Write out the whole of the material exactly.
====== PROVIDED DATA ======
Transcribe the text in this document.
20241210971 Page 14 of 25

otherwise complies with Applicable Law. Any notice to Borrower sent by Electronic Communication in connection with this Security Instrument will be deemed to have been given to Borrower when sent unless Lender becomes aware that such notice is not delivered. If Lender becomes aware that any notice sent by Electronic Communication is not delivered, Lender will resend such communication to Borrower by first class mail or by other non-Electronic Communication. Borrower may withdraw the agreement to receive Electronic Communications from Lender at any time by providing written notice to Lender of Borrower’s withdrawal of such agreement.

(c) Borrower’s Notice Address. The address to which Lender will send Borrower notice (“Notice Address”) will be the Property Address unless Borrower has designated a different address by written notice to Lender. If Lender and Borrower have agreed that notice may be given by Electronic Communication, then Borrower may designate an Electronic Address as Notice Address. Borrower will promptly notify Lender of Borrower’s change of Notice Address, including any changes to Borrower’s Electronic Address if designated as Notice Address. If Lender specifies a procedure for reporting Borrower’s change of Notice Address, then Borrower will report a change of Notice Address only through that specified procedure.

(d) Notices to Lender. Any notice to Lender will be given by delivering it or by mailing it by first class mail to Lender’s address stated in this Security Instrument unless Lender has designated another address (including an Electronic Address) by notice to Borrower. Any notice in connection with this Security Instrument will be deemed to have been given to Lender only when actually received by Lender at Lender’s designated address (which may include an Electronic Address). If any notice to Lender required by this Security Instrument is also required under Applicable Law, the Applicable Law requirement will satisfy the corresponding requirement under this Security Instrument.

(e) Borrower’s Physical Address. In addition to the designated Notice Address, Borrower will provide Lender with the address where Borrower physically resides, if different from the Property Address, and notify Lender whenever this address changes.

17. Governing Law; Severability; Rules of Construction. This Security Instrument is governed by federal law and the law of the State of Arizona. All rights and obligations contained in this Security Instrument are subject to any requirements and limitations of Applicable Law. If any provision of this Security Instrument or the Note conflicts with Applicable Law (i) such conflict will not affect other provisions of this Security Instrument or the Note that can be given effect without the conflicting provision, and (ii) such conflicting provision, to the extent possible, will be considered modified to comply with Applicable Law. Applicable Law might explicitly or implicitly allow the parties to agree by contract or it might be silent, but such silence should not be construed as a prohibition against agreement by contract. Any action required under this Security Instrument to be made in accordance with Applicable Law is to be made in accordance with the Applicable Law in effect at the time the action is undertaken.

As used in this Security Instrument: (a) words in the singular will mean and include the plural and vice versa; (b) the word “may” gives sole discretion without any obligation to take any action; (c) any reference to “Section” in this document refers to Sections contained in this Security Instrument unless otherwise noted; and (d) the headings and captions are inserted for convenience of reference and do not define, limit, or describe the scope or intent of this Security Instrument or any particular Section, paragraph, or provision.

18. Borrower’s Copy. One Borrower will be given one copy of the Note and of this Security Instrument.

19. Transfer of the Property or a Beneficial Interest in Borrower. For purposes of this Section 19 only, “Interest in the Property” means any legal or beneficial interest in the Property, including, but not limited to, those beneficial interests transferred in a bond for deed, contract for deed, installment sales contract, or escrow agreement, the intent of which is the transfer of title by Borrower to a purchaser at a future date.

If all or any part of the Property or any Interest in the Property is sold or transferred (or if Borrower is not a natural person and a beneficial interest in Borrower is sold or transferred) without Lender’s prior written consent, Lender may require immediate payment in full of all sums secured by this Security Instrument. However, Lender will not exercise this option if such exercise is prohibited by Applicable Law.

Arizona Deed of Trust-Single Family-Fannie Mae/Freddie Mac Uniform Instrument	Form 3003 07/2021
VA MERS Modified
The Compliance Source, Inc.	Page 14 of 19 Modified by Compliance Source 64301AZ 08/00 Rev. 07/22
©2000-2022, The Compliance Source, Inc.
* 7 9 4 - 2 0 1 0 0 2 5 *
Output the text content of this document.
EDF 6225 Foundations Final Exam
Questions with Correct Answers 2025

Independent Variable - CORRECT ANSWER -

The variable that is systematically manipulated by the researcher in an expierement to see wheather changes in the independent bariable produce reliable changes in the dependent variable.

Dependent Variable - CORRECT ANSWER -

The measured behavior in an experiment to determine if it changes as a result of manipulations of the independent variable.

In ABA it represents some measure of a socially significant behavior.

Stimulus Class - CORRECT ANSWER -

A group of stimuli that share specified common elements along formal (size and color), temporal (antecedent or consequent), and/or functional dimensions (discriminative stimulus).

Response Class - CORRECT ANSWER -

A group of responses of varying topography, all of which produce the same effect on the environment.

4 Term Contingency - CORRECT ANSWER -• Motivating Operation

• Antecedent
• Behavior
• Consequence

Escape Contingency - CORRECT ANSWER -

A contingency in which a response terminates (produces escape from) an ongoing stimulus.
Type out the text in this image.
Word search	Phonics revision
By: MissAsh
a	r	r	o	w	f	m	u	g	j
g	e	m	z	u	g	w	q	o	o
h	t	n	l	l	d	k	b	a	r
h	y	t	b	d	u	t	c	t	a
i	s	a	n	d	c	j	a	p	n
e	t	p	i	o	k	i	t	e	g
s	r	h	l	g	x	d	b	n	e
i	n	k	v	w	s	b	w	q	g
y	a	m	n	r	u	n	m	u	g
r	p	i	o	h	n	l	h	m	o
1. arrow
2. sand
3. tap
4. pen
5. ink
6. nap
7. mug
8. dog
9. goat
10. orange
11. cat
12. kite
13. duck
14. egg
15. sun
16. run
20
======
SOLUTION FOR THIS EXERCISE:
Transcribe the text in this document.
20241210971 Page 14 of 25

otherwise complies with Applicable Law. Any notice to Borrower sent by Electronic Communication in connection with this Security Instrument will be deemed to have been given to Borrower when sent unless Lender becomes aware that such notice is not delivered. If Lender becomes aware that any notice sent by Electronic Communication is not delivered, Lender will resend such communication to Borrower by first class mail or by other non-Electronic Communication. Borrower may withdraw the agreement to receive Electronic Communications from Lender at any time by providing written notice to Lender of Borrower’s withdrawal of such agreement.

(c) Borrower’s Notice Address. The address to which Lender will send Borrower notice (“Notice Address”) will be the Property Address unless Borrower has designated a different address by written notice to Lender. If Lender and Borrower have agreed that notice may be given by Electronic Communication, then Borrower may designate an Electronic Address as Notice Address. Borrower will promptly notify Lender of Borrower’s change of Notice Address, including any changes to Borrower’s Electronic Address if designated as Notice Address. If Lender specifies a procedure for reporting Borrower’s change of Notice Address, then Borrower will report a change of Notice Address only through that specified procedure.

(d) Notices to Lender. Any notice to Lender will be given by delivering it or by mailing it by first class mail to Lender’s address stated in this Security Instrument unless Lender has designated another address (including an Electronic Address) by notice to Borrower. Any notice in connection with this Security Instrument will be deemed to have been given to Lender only when actually received by Lender at Lender’s designated address (which may include an Electronic Address). If any notice to Lender required by this Security Instrument is also required under Applicable Law, the Applicable Law requirement will satisfy the corresponding requirement under this Security Instrument.

(e) Borrower’s Physical Address. In addition to the designated Notice Address, Borrower will provide Lender with the address where Borrower physically resides, if different from the Property Address, and notify Lender whenever this address changes.

17. Governing Law; Severability; Rules of Construction. This Security Instrument is governed by federal law and the law of the State of Arizona. All rights and obligations contained in this Security Instrument are subject to any requirements and limitations of Applicable Law. If any provision of this Security Instrument or the Note conflicts with Applicable Law (i) such conflict will not affect other provisions of this Security Instrument or the Note that can be given effect without the conflicting provision, and (ii) such conflicting provision, to the extent possible, will be considered modified to comply with Applicable Law. Applicable Law might explicitly or implicitly allow the parties to agree by contract or it might be silent, but such silence should not be construed as a prohibition against agreement by contract. Any action required under this Security Instrument to be made in accordance with Applicable Law is to be made in accordance with the Applicable Law in effect at the time the action is undertaken.

As used in this Security Instrument: (a) words in the singular will mean and include the plural and vice versa; (b) the word “may” gives sole discretion without any obligation to take any action; (c) any reference to “Section” in this document refers to Sections contained in this Security Instrument unless otherwise noted; and (d) the headings and captions are inserted for convenience of reference and do not define, limit, or describe the scope or intent of this Security Instrument or any particular Section, paragraph, or provision.

18. Borrower’s Copy. One Borrower will be given one copy of the Note and of this Security Instrument.

19. Transfer of the Property or a Beneficial Interest in Borrower. For purposes of this Section 19 only, “Interest in the Property” means any legal or beneficial interest in the Property, including, but not limited to, those beneficial interests transferred in a bond for deed, contract for deed, installment sales contract, or escrow agreement, the intent of which is the transfer of title by Borrower to a purchaser at a future date.

If all or any part of the Property or any Interest in the Property is sold or transferred (or if Borrower is not a natural person and a beneficial interest in Borrower is sold or transferred) without Lender’s prior written consent, Lender may require immediate payment in full of all sums secured by this Security Instrument. However, Lender will not exercise this option if such exercise is prohibited by Applicable Law.

Arizona Deed of Trust-Single Family-Fannie Mae/Freddie Mac Uniform Instrument	Form 3003 07/2021
VA MERS Modified
The Compliance Source, Inc.	Page 14 of 19 Modified by Compliance Source 64301AZ 08/00 Rev. 07/22
©2000-2022, The Compliance Source, Inc.
* 7 9 4 - 2 0 1 0 0 2 5 *
Output the text content of this document.
EDF 6225 Foundations Final Exam
Questions with Correct Answers 2025

Independent Variable - CORRECT ANSWER -

The variable that is systematically manipulated by the researcher in an expierement to see wheather changes in the independent bariable produce reliable changes in the dependent variable.

Dependent Variable - CORRECT ANSWER -

The measured behavior in an experiment to determine if it changes as a result of manipulations of the independent variable.

In ABA it represents some measure of a socially significant behavior.

Stimulus Class - CORRECT ANSWER -

A group of stimuli that share specified common elements along formal (size and color), temporal (antecedent or consequent), and/or functional dimensions (discriminative stimulus).

Response Class - CORRECT ANSWER -

A group of responses of varying topography, all of which produce the same effect on the environment.

4 Term Contingency - CORRECT ANSWER -• Motivating Operation

• Antecedent
• Behavior
• Consequence

Escape Contingency - CORRECT ANSWER -

A contingency in which a response terminates (produces escape from) an ongoing stimulus.
Type out the text in this image.
Word search	Phonics revision
By: MissAsh
a	r	r	o	w	f	m	u	g	j
g	e	m	z	u	g	w	q	o	o
h	t	n	l	l	d	k	b	a	r
h	y	t	b	d	u	t	c	t	a
i	s	a	n	d	c	j	a	p	n
e	t	p	i	o	k	i	t	e	g
s	r	h	l	g	x	d	b	n	e
i	n	k	v	w	s	b	w	q	g
y	a	m	n	r	u	n	m	u	g
r	p	i	o	h	n	l	h	m	o
1. arrow
2. sand
3. tap
4. pen
5. ink
6. nap
7. mug
8. dog
9. goat
10. orange
11. cat
12. kite
13. duck
14. egg
15. sun
16. run
20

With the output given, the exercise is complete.